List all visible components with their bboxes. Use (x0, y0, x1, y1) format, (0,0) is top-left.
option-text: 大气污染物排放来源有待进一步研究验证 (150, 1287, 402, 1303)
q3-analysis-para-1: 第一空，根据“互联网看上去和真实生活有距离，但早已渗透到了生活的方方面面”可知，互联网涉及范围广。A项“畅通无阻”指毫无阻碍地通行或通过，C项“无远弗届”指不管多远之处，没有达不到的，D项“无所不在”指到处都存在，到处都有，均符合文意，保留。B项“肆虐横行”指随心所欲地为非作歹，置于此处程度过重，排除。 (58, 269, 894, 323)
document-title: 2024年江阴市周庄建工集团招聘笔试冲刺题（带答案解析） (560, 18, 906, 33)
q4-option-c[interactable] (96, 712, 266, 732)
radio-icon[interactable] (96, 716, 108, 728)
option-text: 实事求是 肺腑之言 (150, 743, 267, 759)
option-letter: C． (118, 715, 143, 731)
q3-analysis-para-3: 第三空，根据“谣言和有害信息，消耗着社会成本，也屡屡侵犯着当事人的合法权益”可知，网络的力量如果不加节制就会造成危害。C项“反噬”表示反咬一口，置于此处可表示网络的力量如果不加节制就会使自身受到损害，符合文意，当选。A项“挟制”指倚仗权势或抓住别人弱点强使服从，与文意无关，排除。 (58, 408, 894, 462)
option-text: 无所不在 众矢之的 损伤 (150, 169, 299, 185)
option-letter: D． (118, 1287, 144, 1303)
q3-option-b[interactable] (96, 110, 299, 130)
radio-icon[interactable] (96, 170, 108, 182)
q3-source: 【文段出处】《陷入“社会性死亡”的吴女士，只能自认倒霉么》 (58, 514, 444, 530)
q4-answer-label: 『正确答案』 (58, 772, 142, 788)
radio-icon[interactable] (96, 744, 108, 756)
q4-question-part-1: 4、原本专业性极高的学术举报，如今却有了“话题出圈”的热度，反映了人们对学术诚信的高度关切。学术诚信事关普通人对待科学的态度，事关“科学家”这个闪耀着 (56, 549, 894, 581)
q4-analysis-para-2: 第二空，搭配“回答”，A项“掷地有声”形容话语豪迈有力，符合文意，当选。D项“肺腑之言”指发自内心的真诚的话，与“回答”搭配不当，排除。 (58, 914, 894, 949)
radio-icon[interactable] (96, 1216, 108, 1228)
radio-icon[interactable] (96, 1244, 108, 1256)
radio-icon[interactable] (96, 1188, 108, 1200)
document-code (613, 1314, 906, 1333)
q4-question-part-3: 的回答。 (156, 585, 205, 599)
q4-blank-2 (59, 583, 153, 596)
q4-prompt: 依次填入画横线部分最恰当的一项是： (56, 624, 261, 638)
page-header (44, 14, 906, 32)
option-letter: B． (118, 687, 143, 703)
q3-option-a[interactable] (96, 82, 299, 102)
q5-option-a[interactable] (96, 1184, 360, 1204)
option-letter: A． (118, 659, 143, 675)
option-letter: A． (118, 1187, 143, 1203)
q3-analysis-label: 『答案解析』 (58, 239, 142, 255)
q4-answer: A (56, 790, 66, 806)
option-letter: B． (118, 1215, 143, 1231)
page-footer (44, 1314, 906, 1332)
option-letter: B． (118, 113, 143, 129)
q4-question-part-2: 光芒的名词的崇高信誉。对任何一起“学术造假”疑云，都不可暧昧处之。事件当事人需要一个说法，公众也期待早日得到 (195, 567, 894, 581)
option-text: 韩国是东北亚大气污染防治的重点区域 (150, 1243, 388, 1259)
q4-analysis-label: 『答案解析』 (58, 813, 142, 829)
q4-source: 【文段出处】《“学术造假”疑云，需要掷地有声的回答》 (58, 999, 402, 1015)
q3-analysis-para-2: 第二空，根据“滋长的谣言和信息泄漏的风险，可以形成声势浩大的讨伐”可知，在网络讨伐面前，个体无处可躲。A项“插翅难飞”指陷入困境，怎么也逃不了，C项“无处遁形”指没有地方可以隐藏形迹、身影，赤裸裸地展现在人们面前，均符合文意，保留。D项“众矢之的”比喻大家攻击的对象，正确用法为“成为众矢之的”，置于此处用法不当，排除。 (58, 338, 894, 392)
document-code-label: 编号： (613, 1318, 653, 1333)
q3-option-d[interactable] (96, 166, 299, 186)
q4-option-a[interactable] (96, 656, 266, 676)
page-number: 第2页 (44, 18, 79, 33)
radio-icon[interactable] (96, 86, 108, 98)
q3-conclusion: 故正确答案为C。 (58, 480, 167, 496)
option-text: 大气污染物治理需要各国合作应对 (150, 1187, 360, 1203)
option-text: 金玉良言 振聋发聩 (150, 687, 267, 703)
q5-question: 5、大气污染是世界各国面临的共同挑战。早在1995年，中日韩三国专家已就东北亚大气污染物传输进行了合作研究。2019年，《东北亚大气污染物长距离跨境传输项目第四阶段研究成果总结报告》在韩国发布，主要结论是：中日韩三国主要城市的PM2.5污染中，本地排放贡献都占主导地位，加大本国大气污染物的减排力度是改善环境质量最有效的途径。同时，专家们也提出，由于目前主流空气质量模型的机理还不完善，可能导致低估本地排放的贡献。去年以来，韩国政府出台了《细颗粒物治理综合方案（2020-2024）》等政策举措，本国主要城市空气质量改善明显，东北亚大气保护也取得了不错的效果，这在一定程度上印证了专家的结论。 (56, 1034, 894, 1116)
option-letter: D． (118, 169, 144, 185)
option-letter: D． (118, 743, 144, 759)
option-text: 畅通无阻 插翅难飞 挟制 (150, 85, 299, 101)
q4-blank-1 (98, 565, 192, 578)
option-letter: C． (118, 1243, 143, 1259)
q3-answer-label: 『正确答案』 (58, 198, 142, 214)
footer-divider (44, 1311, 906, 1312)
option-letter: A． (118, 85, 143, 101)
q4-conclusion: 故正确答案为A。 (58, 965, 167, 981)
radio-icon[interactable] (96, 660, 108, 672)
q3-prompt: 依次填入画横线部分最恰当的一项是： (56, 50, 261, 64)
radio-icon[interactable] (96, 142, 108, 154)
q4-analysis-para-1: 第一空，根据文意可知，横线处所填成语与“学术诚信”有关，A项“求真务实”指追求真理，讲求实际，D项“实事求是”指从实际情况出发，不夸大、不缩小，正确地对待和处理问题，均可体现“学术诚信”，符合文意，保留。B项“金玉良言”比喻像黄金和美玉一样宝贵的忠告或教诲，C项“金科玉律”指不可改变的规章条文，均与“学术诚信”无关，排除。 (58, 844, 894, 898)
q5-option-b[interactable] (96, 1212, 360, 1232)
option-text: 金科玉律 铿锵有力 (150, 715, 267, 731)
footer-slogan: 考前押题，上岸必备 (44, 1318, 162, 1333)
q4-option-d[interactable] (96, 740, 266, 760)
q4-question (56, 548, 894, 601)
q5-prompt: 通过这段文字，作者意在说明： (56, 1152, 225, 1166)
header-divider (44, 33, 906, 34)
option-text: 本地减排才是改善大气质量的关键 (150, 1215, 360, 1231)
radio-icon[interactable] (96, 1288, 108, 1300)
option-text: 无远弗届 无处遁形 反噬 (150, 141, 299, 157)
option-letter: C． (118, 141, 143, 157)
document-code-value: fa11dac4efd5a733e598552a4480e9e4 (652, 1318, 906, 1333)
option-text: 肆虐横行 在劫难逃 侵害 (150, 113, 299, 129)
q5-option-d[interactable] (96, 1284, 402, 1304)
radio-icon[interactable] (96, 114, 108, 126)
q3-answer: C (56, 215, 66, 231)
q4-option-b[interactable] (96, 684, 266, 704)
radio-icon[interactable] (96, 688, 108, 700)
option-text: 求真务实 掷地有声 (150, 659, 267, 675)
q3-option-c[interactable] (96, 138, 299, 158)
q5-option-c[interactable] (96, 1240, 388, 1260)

▸ **Directions for this task**
Copy everything from the start of the records down to the line that contains "radio-icon[interactable] (96, 744, 108, 756)", including both ends, and keep every character unchanged.

▸ **Result**
List all visible components with their bboxes. Use (x0, y0, x1, y1) format, (0,0) is top-left.
option-text: 大气污染物排放来源有待进一步研究验证 (150, 1287, 402, 1303)
q3-analysis-para-1: 第一空，根据“互联网看上去和真实生活有距离，但早已渗透到了生活的方方面面”可知，互联网涉及范围广。A项“畅通无阻”指毫无阻碍地通行或通过，C项“无远弗届”指不管多远之处，没有达不到的，D项“无所不在”指到处都存在，到处都有，均符合文意，保留。B项“肆虐横行”指随心所欲地为非作歹，置于此处程度过重，排除。 (58, 269, 894, 323)
document-title: 2024年江阴市周庄建工集团招聘笔试冲刺题（带答案解析） (560, 18, 906, 33)
q4-option-c[interactable] (96, 712, 266, 732)
radio-icon[interactable] (96, 716, 108, 728)
option-text: 实事求是 肺腑之言 (150, 743, 267, 759)
option-letter: C． (118, 715, 143, 731)
q3-analysis-para-3: 第三空，根据“谣言和有害信息，消耗着社会成本，也屡屡侵犯着当事人的合法权益”可知，网络的力量如果不加节制就会造成危害。C项“反噬”表示反咬一口，置于此处可表示网络的力量如果不加节制就会使自身受到损害，符合文意，当选。A项“挟制”指倚仗权势或抓住别人弱点强使服从，与文意无关，排除。 (58, 408, 894, 462)
option-text: 无所不在 众矢之的 损伤 (150, 169, 299, 185)
option-letter: D． (118, 1287, 144, 1303)
q3-option-b[interactable] (96, 110, 299, 130)
radio-icon[interactable] (96, 170, 108, 182)
q3-source: 【文段出处】《陷入“社会性死亡”的吴女士，只能自认倒霉么》 (58, 514, 444, 530)
q4-answer-label: 『正确答案』 (58, 772, 142, 788)
radio-icon[interactable] (96, 744, 108, 756)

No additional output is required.